| Source document |
--

We are quickly coming to this place: a country populated by a small percent of people with inherited wealth and/or positions of privilege. and the rest of us. Indeed, some would say we arrived at this place a while back.
So no, I don’t make plans. I have no plans to make. Plans require the ability to safely predict one’s life circumstances in the future. I do not have this ability. And that’s not because I don’t work hard. I am driven, intelligent, creative and a hard worker – as are most of the people in my art tribe. As are most of the people in the other tribes working one, two, three part time jobs and hating themselves (unnecessarily) for not being able to make plans. Retirement? HA! The most likely scenario is that I will be carried out of a classroom or rehearsal room on a stretcher several decades from now. Lucky for me, I love what I do. In many ways, I am better off than many struggling to get by in 21st century America. No, I don’t make plans because I choose to live my life with integrity. I choose to to tell the truth in word and deed, and without shame. I celebrate what is right in front of me because it’s the only thing I have.
For those of you inclined to spiritual considerations, I offer this: there is a great spiritual gift in embracing this life on its insecure terms. Because a Great Spiritual Truth is this: all plans are bullshit. And the past, spreading out behind the road graders of our busy-ness, is gone, vanished, no longer applies. Yes, even for Captains of Industry and all the American Royalty of Fame and Fashion, there is only now. Oops, there it went. Just ask anyone whose loved one was suddenly taken by brutal disease, violence or accident. All plans are bullshit. And all our “plans” are reality a fearful reaction to that Great Spiritual Truth – a way to convince ourselves that we know how it’s all going to go. But we don’t. So we have this choice, and it’s a tough one:
Do you live in a world of scarcity, or a world of abundance?

--

| Instructions for the task |
Continue the piece about living without plans, picking up right after its final question.

--

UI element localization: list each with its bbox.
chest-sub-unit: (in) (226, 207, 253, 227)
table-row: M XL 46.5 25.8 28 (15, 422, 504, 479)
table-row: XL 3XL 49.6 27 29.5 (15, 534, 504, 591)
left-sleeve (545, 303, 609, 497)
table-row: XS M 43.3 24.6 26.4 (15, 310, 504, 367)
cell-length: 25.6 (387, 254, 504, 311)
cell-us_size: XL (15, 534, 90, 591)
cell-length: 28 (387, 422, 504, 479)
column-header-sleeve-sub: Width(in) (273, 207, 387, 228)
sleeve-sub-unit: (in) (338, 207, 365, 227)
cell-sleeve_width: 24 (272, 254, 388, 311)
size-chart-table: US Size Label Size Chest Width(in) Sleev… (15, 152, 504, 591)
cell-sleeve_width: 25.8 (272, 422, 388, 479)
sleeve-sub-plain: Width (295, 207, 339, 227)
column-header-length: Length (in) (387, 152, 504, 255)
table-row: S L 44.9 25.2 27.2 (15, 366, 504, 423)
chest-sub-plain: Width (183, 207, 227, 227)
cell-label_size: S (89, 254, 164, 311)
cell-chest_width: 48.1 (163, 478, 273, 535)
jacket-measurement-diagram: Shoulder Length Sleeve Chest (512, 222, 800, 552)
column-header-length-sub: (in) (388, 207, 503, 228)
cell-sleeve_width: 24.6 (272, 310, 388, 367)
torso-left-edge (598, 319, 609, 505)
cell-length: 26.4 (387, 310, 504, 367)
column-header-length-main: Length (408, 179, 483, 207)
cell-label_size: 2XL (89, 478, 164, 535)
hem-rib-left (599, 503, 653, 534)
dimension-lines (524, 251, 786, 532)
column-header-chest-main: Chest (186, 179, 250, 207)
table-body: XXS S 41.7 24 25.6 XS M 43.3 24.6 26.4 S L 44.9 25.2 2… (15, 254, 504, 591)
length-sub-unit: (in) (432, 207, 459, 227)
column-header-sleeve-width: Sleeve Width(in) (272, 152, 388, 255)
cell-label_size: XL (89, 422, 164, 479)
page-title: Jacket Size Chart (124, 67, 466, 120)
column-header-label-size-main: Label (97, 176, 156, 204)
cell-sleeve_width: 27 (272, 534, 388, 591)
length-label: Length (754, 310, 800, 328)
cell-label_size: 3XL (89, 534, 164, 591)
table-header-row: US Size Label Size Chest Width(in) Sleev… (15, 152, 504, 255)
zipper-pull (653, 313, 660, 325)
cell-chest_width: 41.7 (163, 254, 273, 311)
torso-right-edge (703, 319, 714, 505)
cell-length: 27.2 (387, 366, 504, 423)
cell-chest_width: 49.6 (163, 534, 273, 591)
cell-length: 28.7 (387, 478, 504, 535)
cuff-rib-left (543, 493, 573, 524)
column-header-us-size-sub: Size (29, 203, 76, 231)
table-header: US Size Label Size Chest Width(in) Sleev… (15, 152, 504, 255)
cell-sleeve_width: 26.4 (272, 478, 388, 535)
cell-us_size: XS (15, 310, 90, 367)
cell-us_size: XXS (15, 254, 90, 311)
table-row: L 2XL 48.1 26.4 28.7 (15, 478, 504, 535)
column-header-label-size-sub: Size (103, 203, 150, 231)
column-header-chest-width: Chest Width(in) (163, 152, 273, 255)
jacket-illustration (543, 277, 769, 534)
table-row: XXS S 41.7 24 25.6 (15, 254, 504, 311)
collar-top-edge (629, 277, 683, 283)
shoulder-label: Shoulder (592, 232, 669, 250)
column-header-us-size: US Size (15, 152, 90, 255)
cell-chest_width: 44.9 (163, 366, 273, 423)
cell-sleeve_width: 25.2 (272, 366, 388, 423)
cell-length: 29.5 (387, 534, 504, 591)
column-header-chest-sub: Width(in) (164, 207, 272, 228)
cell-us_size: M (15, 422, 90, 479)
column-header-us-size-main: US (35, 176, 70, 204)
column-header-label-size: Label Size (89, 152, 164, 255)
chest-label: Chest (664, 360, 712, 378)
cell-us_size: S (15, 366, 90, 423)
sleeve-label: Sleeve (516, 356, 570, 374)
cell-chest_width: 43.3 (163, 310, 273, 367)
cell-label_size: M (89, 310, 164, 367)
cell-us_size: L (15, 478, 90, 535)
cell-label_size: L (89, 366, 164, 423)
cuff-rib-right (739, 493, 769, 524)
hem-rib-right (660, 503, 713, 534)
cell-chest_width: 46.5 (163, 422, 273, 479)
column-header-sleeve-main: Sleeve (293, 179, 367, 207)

--

| Final answer |
Is there enough (money, love, attention, food, drugs, TV shows), or isn’t’ there?
I choose to live in a world of abundance, which means that I assume there is enough; which means I can share, and love, and give, and receive, without worry. Let me put it this way: it is a world view I aspire to and on my good days, I live inside. On my bad days, I am a scared and hungry junkyard dog with some pups to feed. But I do believe it, even then, even behind the snarl and panic. When I calm down and breathe. There is enough – for me, for you, for all of us. There are enough hands to reach down and pick me up when I fall. Enough arms to embrace me in the night. Enough friends to make me laugh. Enough ice cream to make me fat. Enough money to get me though today. But only today. Tomorrow . . . well, let’s talk some more then.